DATA ENTRIES:
####

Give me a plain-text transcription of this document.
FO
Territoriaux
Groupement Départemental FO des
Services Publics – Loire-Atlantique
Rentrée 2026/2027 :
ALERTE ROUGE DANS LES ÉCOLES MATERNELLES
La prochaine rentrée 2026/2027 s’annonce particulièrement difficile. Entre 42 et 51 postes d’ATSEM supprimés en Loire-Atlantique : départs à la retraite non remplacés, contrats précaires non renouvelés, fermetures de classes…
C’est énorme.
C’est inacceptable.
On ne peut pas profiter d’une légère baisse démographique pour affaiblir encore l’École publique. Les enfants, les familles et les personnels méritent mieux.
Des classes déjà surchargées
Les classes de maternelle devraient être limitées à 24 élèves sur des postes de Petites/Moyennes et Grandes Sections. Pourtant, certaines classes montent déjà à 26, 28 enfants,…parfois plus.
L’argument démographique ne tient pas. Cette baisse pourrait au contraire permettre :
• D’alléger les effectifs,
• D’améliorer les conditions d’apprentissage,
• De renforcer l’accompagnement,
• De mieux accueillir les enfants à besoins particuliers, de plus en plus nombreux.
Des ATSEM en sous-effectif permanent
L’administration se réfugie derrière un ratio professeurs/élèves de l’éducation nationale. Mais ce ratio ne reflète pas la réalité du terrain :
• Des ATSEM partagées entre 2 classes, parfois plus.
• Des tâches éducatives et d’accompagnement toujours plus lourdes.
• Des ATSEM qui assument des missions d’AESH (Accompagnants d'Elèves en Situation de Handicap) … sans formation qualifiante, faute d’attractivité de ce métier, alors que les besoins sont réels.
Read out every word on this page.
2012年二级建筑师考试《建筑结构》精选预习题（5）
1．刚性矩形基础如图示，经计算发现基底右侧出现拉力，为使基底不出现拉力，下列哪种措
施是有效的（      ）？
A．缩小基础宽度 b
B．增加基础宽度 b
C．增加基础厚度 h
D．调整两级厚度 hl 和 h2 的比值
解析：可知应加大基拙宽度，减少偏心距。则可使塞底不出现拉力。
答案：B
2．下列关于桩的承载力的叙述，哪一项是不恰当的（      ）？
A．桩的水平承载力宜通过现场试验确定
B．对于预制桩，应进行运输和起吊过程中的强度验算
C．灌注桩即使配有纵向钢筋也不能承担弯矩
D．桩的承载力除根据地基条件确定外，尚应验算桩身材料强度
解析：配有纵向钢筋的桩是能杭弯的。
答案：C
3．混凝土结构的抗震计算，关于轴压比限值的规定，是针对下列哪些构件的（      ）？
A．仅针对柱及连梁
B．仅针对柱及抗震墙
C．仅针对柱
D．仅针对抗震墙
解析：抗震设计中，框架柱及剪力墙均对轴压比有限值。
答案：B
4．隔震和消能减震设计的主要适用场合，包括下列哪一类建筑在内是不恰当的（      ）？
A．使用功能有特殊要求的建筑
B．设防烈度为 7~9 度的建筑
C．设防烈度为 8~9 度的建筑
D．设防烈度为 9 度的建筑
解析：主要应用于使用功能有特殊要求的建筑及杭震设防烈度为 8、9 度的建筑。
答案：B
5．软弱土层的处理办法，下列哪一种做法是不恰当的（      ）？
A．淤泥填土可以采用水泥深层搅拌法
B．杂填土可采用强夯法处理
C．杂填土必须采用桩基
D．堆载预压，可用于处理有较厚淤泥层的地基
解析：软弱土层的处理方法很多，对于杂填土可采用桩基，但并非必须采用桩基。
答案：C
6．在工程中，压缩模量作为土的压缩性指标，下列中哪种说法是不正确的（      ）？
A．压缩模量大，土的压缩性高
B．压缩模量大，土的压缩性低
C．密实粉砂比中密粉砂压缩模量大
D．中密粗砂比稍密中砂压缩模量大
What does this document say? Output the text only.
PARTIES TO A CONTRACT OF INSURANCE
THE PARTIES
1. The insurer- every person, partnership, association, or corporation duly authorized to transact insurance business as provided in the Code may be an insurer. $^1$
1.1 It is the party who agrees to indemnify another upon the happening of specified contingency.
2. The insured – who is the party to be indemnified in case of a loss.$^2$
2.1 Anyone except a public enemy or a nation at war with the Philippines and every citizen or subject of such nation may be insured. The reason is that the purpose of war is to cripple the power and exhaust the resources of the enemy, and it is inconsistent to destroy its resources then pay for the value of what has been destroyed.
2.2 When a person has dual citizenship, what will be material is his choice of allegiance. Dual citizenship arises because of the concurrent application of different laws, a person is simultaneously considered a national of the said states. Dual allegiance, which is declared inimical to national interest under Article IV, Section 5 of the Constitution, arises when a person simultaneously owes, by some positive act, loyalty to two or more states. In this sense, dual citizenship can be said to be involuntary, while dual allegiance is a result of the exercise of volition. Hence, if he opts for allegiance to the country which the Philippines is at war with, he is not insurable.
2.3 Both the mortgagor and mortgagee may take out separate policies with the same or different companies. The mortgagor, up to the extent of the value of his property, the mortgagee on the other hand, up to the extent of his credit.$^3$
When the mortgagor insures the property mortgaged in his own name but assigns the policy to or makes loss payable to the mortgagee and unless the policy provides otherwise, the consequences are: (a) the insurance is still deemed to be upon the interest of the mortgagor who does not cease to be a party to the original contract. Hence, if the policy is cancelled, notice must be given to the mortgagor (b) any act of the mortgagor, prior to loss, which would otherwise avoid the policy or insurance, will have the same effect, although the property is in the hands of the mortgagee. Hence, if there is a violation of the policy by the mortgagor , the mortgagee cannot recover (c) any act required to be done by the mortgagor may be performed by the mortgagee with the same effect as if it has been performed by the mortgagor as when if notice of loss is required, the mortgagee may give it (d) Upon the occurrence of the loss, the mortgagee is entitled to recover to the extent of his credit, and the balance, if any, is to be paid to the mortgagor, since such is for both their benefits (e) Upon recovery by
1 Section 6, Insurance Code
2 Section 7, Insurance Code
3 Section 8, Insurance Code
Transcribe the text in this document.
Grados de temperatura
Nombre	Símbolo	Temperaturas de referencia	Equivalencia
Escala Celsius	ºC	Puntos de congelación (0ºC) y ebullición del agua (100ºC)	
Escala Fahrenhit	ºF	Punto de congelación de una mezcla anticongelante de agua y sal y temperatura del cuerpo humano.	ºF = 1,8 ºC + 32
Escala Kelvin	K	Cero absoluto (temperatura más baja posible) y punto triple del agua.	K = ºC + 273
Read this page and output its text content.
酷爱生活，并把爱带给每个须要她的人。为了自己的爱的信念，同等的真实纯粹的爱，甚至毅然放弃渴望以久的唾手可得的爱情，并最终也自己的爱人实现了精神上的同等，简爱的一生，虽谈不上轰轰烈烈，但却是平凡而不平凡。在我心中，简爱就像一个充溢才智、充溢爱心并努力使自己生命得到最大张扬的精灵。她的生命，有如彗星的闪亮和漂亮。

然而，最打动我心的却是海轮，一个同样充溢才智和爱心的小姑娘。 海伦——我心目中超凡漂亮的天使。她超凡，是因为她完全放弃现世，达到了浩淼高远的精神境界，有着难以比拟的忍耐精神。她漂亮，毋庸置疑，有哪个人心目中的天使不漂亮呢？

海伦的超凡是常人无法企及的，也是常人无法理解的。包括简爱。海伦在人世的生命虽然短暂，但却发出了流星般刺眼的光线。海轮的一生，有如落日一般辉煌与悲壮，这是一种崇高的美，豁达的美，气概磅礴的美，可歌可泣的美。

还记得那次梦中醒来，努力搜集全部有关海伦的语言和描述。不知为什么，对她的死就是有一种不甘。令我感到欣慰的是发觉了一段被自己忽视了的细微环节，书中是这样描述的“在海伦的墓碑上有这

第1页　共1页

####

GIVEN PROBLEM: Using the data above, print every record exactly as shown.

RESULT BELOW:
Give me a plain-text transcription of this document.
FO
Territoriaux
Groupement Départemental FO des
Services Publics – Loire-Atlantique
Rentrée 2026/2027 :
ALERTE ROUGE DANS LES ÉCOLES MATERNELLES
La prochaine rentrée 2026/2027 s’annonce particulièrement difficile. Entre 42 et 51 postes d’ATSEM supprimés en Loire-Atlantique : départs à la retraite non remplacés, contrats précaires non renouvelés, fermetures de classes…
C’est énorme.
C’est inacceptable.
On ne peut pas profiter d’une légère baisse démographique pour affaiblir encore l’École publique. Les enfants, les familles et les personnels méritent mieux.
Des classes déjà surchargées
Les classes de maternelle devraient être limitées à 24 élèves sur des postes de Petites/Moyennes et Grandes Sections. Pourtant, certaines classes montent déjà à 26, 28 enfants,…parfois plus.
L’argument démographique ne tient pas. Cette baisse pourrait au contraire permettre :
• D’alléger les effectifs,
• D’améliorer les conditions d’apprentissage,
• De renforcer l’accompagnement,
• De mieux accueillir les enfants à besoins particuliers, de plus en plus nombreux.
Des ATSEM en sous-effectif permanent
L’administration se réfugie derrière un ratio professeurs/élèves de l’éducation nationale. Mais ce ratio ne reflète pas la réalité du terrain :
• Des ATSEM partagées entre 2 classes, parfois plus.
• Des tâches éducatives et d’accompagnement toujours plus lourdes.
• Des ATSEM qui assument des missions d’AESH (Accompagnants d'Elèves en Situation de Handicap) … sans formation qualifiante, faute d’attractivité de ce métier, alors que les besoins sont réels.
Read out every word on this page.
2012年二级建筑师考试《建筑结构》精选预习题（5）
1．刚性矩形基础如图示，经计算发现基底右侧出现拉力，为使基底不出现拉力，下列哪种措
施是有效的（      ）？
A．缩小基础宽度 b
B．增加基础宽度 b
C．增加基础厚度 h
D．调整两级厚度 hl 和 h2 的比值
解析：可知应加大基拙宽度，减少偏心距。则可使塞底不出现拉力。
答案：B
2．下列关于桩的承载力的叙述，哪一项是不恰当的（      ）？
A．桩的水平承载力宜通过现场试验确定
B．对于预制桩，应进行运输和起吊过程中的强度验算
C．灌注桩即使配有纵向钢筋也不能承担弯矩
D．桩的承载力除根据地基条件确定外，尚应验算桩身材料强度
解析：配有纵向钢筋的桩是能杭弯的。
答案：C
3．混凝土结构的抗震计算，关于轴压比限值的规定，是针对下列哪些构件的（      ）？
A．仅针对柱及连梁
B．仅针对柱及抗震墙
C．仅针对柱
D．仅针对抗震墙
解析：抗震设计中，框架柱及剪力墙均对轴压比有限值。
答案：B
4．隔震和消能减震设计的主要适用场合，包括下列哪一类建筑在内是不恰当的（      ）？
A．使用功能有特殊要求的建筑
B．设防烈度为 7~9 度的建筑
C．设防烈度为 8~9 度的建筑
D．设防烈度为 9 度的建筑
解析：主要应用于使用功能有特殊要求的建筑及杭震设防烈度为 8、9 度的建筑。
答案：B
5．软弱土层的处理办法，下列哪一种做法是不恰当的（      ）？
A．淤泥填土可以采用水泥深层搅拌法
B．杂填土可采用强夯法处理
C．杂填土必须采用桩基
D．堆载预压，可用于处理有较厚淤泥层的地基
解析：软弱土层的处理方法很多，对于杂填土可采用桩基，但并非必须采用桩基。
答案：C
6．在工程中，压缩模量作为土的压缩性指标，下列中哪种说法是不正确的（      ）？
A．压缩模量大，土的压缩性高
B．压缩模量大，土的压缩性低
C．密实粉砂比中密粉砂压缩模量大
D．中密粗砂比稍密中砂压缩模量大
What does this document say? Output the text only.
PARTIES TO A CONTRACT OF INSURANCE
THE PARTIES
1. The insurer- every person, partnership, association, or corporation duly authorized to transact insurance business as provided in the Code may be an insurer. $^1$
1.1 It is the party who agrees to indemnify another upon the happening of specified contingency.
2. The insured – who is the party to be indemnified in case of a loss.$^2$
2.1 Anyone except a public enemy or a nation at war with the Philippines and every citizen or subject of such nation may be insured. The reason is that the purpose of war is to cripple the power and exhaust the resources of the enemy, and it is inconsistent to destroy its resources then pay for the value of what has been destroyed.
2.2 When a person has dual citizenship, what will be material is his choice of allegiance. Dual citizenship arises because of the concurrent application of different laws, a person is simultaneously considered a national of the said states. Dual allegiance, which is declared inimical to national interest under Article IV, Section 5 of the Constitution, arises when a person simultaneously owes, by some positive act, loyalty to two or more states. In this sense, dual citizenship can be said to be involuntary, while dual allegiance is a result of the exercise of volition. Hence, if he opts for allegiance to the country which the Philippines is at war with, he is not insurable.
2.3 Both the mortgagor and mortgagee may take out separate policies with the same or different companies. The mortgagor, up to the extent of the value of his property, the mortgagee on the other hand, up to the extent of his credit.$^3$
When the mortgagor insures the property mortgaged in his own name but assigns the policy to or makes loss payable to the mortgagee and unless the policy provides otherwise, the consequences are: (a) the insurance is still deemed to be upon the interest of the mortgagor who does not cease to be a party to the original contract. Hence, if the policy is cancelled, notice must be given to the mortgagor (b) any act of the mortgagor, prior to loss, which would otherwise avoid the policy or insurance, will have the same effect, although the property is in the hands of the mortgagee. Hence, if there is a violation of the policy by the mortgagor , the mortgagee cannot recover (c) any act required to be done by the mortgagor may be performed by the mortgagee with the same effect as if it has been performed by the mortgagor as when if notice of loss is required, the mortgagee may give it (d) Upon the occurrence of the loss, the mortgagee is entitled to recover to the extent of his credit, and the balance, if any, is to be paid to the mortgagor, since such is for both their benefits (e) Upon recovery by
1 Section 6, Insurance Code
2 Section 7, Insurance Code
3 Section 8, Insurance Code
Transcribe the text in this document.
Grados de temperatura
Nombre	Símbolo	Temperaturas de referencia	Equivalencia
Escala Celsius	ºC	Puntos de congelación (0ºC) y ebullición del agua (100ºC)	
Escala Fahrenhit	ºF	Punto de congelación de una mezcla anticongelante de agua y sal y temperatura del cuerpo humano.	ºF = 1,8 ºC + 32
Escala Kelvin	K	Cero absoluto (temperatura más baja posible) y punto triple del agua.	K = ºC + 273
Read this page and output its text content.
酷爱生活，并把爱带给每个须要她的人。为了自己的爱的信念，同等的真实纯粹的爱，甚至毅然放弃渴望以久的唾手可得的爱情，并最终也自己的爱人实现了精神上的同等，简爱的一生，虽谈不上轰轰烈烈，但却是平凡而不平凡。在我心中，简爱就像一个充溢才智、充溢爱心并努力使自己生命得到最大张扬的精灵。她的生命，有如彗星的闪亮和漂亮。

然而，最打动我心的却是海轮，一个同样充溢才智和爱心的小姑娘。 海伦——我心目中超凡漂亮的天使。她超凡，是因为她完全放弃现世，达到了浩淼高远的精神境界，有着难以比拟的忍耐精神。她漂亮，毋庸置疑，有哪个人心目中的天使不漂亮呢？

海伦的超凡是常人无法企及的，也是常人无法理解的。包括简爱。海伦在人世的生命虽然短暂，但却发出了流星般刺眼的光线。海轮的一生，有如落日一般辉煌与悲壮，这是一种崇高的美，豁达的美，气概磅礴的美，可歌可泣的美。

还记得那次梦中醒来，努力搜集全部有关海伦的语言和描述。不知为什么，对她的死就是有一种不甘。令我感到欣慰的是发觉了一段被自己忽视了的细微环节，书中是这样描述的“在海伦的墓碑上有这

第1页　共1页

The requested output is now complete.